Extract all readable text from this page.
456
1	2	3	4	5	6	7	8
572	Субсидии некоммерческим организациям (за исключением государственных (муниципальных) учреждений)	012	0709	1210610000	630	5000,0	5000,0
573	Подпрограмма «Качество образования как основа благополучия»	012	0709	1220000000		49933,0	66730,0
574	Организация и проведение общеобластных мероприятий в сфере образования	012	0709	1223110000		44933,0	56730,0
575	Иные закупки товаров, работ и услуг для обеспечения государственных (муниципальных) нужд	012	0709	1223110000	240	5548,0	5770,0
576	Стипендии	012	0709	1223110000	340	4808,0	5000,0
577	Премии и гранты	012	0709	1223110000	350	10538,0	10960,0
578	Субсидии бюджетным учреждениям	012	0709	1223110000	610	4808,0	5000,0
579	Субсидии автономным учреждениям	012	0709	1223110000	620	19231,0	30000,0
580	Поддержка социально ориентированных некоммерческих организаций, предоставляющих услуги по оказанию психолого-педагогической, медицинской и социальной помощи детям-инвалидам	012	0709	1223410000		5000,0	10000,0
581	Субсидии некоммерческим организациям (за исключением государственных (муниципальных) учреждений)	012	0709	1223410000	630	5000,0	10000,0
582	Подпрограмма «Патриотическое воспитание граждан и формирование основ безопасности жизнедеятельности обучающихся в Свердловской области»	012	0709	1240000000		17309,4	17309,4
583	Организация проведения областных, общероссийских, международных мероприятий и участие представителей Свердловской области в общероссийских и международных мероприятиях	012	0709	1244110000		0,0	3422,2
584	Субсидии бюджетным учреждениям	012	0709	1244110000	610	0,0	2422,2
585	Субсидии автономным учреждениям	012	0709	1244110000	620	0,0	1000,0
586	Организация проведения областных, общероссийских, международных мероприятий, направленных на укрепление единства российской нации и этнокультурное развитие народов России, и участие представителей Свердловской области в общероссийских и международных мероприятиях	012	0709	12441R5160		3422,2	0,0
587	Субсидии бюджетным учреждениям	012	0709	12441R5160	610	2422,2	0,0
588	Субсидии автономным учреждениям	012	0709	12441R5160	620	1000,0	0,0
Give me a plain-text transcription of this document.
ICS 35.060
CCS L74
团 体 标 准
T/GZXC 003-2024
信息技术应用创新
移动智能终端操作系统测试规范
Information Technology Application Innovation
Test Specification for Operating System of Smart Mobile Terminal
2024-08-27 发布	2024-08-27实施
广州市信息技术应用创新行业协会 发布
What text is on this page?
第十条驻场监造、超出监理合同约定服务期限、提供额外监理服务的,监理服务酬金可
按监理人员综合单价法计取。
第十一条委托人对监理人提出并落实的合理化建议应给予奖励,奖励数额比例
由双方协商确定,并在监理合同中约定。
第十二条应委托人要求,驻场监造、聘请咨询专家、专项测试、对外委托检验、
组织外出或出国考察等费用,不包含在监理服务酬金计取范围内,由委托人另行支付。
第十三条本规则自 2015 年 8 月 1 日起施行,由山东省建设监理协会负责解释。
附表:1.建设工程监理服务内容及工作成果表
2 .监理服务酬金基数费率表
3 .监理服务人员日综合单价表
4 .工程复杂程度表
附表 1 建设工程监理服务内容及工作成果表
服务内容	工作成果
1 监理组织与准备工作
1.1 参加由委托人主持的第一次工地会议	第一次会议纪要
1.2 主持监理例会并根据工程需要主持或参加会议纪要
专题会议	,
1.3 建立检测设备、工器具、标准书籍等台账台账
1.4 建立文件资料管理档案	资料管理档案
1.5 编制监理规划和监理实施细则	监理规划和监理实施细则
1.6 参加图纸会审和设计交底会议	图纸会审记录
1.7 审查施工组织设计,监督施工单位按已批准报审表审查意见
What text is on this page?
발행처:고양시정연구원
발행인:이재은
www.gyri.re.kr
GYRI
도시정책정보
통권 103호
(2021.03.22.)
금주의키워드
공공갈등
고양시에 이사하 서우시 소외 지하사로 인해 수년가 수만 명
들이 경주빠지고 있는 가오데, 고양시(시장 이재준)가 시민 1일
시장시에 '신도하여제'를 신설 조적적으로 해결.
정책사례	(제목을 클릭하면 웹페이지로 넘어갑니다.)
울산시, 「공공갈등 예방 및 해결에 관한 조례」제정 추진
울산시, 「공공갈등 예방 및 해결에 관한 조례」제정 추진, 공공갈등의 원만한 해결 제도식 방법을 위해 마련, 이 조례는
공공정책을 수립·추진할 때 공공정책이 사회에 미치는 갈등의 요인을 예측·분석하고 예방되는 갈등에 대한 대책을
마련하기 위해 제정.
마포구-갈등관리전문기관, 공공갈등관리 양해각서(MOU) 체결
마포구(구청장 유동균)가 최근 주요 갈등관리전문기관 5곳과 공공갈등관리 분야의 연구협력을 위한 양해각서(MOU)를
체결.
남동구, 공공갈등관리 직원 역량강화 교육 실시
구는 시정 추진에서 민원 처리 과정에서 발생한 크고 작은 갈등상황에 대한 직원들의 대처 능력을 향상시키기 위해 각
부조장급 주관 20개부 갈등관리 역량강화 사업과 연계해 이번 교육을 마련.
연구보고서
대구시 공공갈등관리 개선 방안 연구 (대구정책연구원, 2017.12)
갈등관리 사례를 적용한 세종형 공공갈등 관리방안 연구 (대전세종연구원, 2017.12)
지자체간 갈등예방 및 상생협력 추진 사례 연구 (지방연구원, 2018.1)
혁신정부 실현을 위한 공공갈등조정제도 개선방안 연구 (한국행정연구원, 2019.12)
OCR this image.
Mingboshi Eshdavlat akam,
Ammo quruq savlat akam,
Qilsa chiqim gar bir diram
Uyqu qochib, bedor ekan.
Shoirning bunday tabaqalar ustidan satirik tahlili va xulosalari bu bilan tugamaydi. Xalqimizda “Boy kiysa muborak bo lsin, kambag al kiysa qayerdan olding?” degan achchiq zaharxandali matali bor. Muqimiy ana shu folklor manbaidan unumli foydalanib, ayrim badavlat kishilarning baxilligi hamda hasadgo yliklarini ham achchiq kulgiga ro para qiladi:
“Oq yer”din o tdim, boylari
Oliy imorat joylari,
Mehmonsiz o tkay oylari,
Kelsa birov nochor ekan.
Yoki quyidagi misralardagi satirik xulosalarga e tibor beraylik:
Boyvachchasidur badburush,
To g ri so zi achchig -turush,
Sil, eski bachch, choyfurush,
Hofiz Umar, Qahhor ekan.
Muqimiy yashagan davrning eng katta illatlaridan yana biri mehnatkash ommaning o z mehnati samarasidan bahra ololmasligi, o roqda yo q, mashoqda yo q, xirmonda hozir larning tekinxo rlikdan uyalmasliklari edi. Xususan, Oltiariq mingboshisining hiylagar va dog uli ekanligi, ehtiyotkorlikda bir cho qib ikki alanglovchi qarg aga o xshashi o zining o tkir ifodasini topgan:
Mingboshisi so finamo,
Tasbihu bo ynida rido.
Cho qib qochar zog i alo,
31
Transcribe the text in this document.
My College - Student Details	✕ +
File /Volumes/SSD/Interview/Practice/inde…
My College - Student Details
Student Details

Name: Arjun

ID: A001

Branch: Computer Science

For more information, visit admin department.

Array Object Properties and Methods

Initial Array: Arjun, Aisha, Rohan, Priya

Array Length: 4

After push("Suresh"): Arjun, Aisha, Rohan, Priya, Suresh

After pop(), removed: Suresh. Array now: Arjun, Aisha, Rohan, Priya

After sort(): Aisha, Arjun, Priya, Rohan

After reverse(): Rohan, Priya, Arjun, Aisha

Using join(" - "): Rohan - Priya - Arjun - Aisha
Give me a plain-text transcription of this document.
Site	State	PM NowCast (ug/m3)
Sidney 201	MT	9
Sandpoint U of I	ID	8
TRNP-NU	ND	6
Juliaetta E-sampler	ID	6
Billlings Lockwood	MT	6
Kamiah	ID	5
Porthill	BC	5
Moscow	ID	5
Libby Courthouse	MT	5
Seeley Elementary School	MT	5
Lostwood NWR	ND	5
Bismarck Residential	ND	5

|---|

Exercise objective: Repeat only the stretch of lines starting at the one containing "Transcribe the text in this document." and running to the final line of the entries above.

Task answer:
Transcribe the text in this document.
My College - Student Details	✕ +
File /Volumes/SSD/Interview/Practice/inde…
My College - Student Details
Student Details

Name: Arjun

ID: A001

Branch: Computer Science

For more information, visit admin department.

Array Object Properties and Methods

Initial Array: Arjun, Aisha, Rohan, Priya

Array Length: 4

After push("Suresh"): Arjun, Aisha, Rohan, Priya, Suresh

After pop(), removed: Suresh. Array now: Arjun, Aisha, Rohan, Priya

After sort(): Aisha, Arjun, Priya, Rohan

After reverse(): Rohan, Priya, Arjun, Aisha

Using join(" - "): Rohan - Priya - Arjun - Aisha
Give me a plain-text transcription of this document.
Site	State	PM NowCast (ug/m3)
Sidney 201	MT	9
Sandpoint U of I	ID	8
TRNP-NU	ND	6
Juliaetta E-sampler	ID	6
Billlings Lockwood	MT	6
Kamiah	ID	5
Porthill	BC	5
Moscow	ID	5
Libby Courthouse	MT	5
Seeley Elementary School	MT	5
Lostwood NWR	ND	5
Bismarck Residential	ND	5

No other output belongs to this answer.